**EXERCISE:** List every row below that contains the string "heading", copying each such row in full. The match is case-sensitive.

**EXCERPTED DATA:**

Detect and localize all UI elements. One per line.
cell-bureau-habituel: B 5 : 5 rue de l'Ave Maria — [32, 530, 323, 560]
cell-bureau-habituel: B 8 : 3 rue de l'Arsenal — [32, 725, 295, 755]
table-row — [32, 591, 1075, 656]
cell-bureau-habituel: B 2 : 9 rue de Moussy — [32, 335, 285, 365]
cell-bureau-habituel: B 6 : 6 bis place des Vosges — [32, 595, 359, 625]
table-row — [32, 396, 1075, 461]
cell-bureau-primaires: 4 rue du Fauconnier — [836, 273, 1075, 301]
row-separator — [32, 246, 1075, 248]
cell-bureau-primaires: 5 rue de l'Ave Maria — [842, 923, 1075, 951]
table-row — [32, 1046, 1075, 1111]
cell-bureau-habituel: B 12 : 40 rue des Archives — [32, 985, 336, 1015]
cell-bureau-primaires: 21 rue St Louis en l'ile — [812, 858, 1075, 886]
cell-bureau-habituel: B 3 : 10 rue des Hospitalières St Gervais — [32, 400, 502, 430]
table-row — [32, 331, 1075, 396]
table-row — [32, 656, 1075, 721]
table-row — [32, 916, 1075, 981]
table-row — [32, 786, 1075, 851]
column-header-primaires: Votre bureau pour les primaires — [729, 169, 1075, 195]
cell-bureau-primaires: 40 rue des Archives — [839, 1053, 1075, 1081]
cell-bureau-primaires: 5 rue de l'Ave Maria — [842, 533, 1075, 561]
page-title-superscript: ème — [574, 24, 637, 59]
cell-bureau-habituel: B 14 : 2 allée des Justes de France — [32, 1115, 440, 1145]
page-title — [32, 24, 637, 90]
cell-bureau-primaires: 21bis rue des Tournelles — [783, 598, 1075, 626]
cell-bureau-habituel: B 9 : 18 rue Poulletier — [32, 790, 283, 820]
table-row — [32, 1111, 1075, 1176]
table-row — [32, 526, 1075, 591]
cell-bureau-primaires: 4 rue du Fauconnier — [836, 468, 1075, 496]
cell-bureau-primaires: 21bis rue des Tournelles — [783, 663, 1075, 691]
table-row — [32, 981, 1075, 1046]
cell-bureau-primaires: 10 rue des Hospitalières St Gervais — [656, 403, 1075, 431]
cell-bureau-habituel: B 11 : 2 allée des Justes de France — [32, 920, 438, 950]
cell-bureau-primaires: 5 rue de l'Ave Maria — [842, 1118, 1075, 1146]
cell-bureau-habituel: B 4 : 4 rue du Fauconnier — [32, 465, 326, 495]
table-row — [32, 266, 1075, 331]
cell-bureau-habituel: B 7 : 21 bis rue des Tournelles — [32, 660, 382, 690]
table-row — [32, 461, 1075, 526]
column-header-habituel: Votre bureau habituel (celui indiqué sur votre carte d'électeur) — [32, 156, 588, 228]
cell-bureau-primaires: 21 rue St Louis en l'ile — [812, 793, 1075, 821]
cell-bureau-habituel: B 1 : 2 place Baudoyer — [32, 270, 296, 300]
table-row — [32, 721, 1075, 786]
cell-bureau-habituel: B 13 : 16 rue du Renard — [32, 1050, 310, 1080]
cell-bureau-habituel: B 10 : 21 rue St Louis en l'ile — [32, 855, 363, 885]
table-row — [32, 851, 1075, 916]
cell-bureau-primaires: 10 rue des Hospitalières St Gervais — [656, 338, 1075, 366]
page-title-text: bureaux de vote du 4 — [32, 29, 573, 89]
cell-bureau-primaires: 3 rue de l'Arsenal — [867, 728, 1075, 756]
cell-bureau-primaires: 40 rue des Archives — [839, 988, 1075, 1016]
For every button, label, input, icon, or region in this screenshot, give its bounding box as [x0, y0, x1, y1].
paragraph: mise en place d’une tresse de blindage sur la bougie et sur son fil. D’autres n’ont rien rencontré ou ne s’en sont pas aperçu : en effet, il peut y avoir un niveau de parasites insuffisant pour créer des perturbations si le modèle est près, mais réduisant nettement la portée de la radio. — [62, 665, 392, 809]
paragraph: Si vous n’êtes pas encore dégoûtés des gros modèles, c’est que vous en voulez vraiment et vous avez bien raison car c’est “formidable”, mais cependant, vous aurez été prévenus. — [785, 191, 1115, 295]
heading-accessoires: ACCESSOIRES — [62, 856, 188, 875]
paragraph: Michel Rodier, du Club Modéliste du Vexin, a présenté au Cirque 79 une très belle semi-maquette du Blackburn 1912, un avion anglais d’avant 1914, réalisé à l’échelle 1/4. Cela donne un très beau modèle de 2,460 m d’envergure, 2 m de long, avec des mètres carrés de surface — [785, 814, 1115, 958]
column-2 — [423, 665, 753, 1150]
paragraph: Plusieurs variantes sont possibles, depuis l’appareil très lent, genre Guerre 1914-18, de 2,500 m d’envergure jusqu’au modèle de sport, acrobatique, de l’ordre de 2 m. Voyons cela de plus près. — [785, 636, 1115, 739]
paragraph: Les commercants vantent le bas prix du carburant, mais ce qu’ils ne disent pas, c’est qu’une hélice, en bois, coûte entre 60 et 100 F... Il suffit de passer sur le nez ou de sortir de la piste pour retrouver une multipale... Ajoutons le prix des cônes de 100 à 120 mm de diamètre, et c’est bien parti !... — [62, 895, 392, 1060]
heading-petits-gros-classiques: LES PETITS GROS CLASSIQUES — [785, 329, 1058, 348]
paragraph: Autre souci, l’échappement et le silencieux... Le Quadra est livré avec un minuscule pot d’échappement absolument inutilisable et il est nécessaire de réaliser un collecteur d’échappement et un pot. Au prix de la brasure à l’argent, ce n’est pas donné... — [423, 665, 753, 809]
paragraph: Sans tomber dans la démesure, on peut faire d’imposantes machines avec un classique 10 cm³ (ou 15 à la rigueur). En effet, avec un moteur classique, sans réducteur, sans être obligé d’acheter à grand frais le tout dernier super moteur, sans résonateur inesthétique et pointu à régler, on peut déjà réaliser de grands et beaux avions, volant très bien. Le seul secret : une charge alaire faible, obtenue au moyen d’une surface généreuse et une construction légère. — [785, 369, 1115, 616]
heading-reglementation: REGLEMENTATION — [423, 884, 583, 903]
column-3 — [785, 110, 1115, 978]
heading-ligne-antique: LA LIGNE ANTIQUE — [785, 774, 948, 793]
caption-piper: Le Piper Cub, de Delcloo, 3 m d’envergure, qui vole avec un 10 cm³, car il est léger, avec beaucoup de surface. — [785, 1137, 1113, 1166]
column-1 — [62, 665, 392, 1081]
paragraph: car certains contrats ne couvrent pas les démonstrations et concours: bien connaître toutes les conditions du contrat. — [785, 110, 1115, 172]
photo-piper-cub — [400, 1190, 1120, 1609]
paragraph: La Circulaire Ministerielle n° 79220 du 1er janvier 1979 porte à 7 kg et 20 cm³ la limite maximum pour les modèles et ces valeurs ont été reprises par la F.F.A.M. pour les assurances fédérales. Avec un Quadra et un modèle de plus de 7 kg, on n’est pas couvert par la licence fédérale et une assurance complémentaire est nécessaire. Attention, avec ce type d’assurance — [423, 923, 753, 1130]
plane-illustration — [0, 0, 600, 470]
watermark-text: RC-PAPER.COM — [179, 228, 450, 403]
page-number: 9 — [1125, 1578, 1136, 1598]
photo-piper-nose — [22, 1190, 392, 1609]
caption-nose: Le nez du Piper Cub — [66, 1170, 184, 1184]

**COMPLETE ANSWER:**
heading-accessoires: ACCESSOIRES — [62, 856, 188, 875]
heading-petits-gros-classiques: LES PETITS GROS CLASSIQUES — [785, 329, 1058, 348]
heading-reglementation: REGLEMENTATION — [423, 884, 583, 903]
heading-ligne-antique: LA LIGNE ANTIQUE — [785, 774, 948, 793]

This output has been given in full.